◆ **REQUEST**
Carry on the email thread about comparing widget IRIs, starting right after its last sentence.

━━━ DOCUMENT PASSAGE ━━━

Re: Normalization, was: RE: [Widget URI] Internationalization, widget IRI?

Marcin,
Lets try this another way. Can you make me a widget that explicitly
demos the problem? I will then run it against our implementation and
see what happens.

I will also add the widget to the test suite, to make sure we expose
and potential misunderstandings in the spec wrt URIs.

Kind regards,
Marcos

On Wed, Sep 16, 2009 at 4:08 PM, Marcos Caceres <marcosc@opera.com> wrote:
> On Wed, Sep 16, 2009 at 12:32 PM, Marcin Hanclik
> <Marcin.Hanclik@access-company.com> wrote:
>> Hi Marcos,
>>
>>>>So it turns out that %-encoded really just means "replace this '%xx'
>>>>with UTF-8 bytes".
>> Yes.
>>
>>>>So we don't need to do anything.
>> P&C shall state the actual algorithm and equivalence.
>>
>> http://www.w3.org/TR/2009/WD-widgets-apis-20090423/
>> had this issue:
>> "ISSUE: do we need to do some kind of URI normalization to check for equivalency?"
>>
>> According to RFC3987, 5.1:
>> "  Applications using IRIs as identity tokens with no relationship to a
>>   protocol MUST use the Simple String Comparison (see section 5.3.1).
>>   All other applications MUST select one of the comparison practices
>>   from the Comparison Ladder (see section 5.3 or, after IRI-to-URI
>>   conversion, select one of the comparison practices from the URI
>>   comparison ladder in [RFC3986], section 6.2)"
>>
>> @href may fall into Comparison Ladder case, id into namespaces.
>> The question (still the same) is whether in case of @name of <feature> the IRIs are used as identity tokens (id, simple string) or anything else/new.

━━━ EXTRACTED INFORMATION ━━━

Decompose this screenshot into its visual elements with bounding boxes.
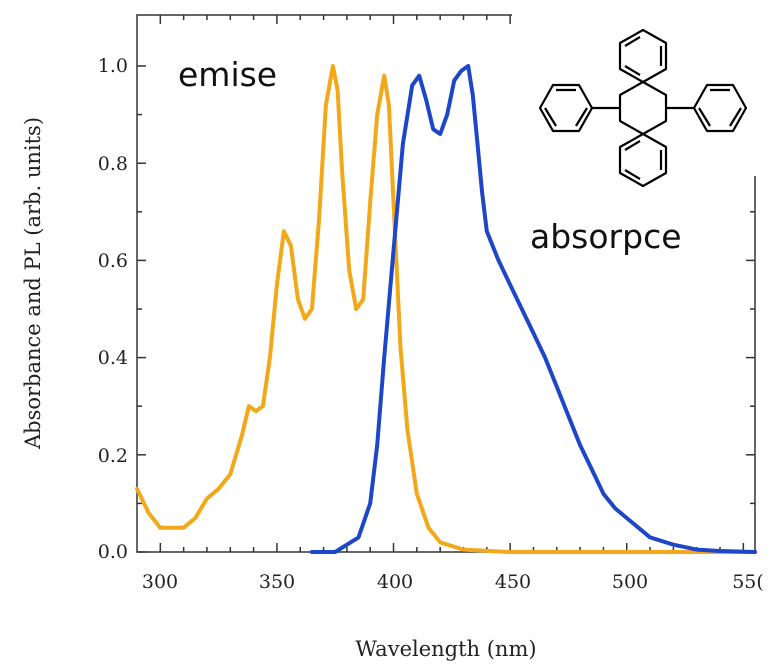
absorpce-label-backdrop xyxy=(522,208,740,260)
x-tick-label-450: 450 xyxy=(495,571,531,593)
absorpce-series-line xyxy=(309,64,757,554)
y-tick-label-1: 0.2 xyxy=(98,445,128,467)
x-tick-label-400: 400 xyxy=(377,571,413,593)
x-tick-label-300: 300 xyxy=(142,571,178,593)
x-tick-label-500: 500 xyxy=(612,571,648,593)
y-tick-label-3: 0.6 xyxy=(98,250,128,272)
absorpce-label: absorpce xyxy=(530,217,682,256)
x-tick-label-550: 55( xyxy=(732,571,764,593)
y-tick-label-2: 0.4 xyxy=(98,347,128,369)
y-tick-label-0: 0.0 xyxy=(98,541,128,563)
x-tick-label-350: 350 xyxy=(259,571,295,593)
y-tick-label-5: 1.0 xyxy=(98,55,128,77)
diphenylanthracene-structure-icon xyxy=(538,28,748,188)
emise-label: emise xyxy=(178,55,277,94)
molecule-backdrop xyxy=(512,8,774,176)
x-axis-title: Wavelength (nm) xyxy=(355,637,536,661)
series-layer xyxy=(135,64,757,554)
plot-frame xyxy=(136,14,756,553)
y-axis-title: Absorbance and PL (arb. units) xyxy=(21,117,45,450)
emise-series-line xyxy=(135,64,757,554)
y-tick-label-4: 0.8 xyxy=(98,153,128,175)
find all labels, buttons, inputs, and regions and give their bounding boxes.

━━━

◆ **EXERCISE RESULT**
>>
>
> They are namespaces. I actually raised this issue a long time ago too
> because I had the same concerns as you. The WG decided that strings
> that name things (@id, @name) are treated as namespaces.
>
>> Once the answer is that IRIs are to be treated as identity tokens (as you propose and I agree), then we still have the issue of expressing the non-ASCII IRIs in ASCII documents (border case). Then we would need a guideline / example that in XML the author shall use character entities to encode the IRI (I marked this solution awkward, but I could live with it).
>>
>
> I think Addison already said this was not a problem: if you know the
> encoding of the XML document, you know the encoding of the URI. URI
> are always treated as UTF-8 internally. There is no problem here.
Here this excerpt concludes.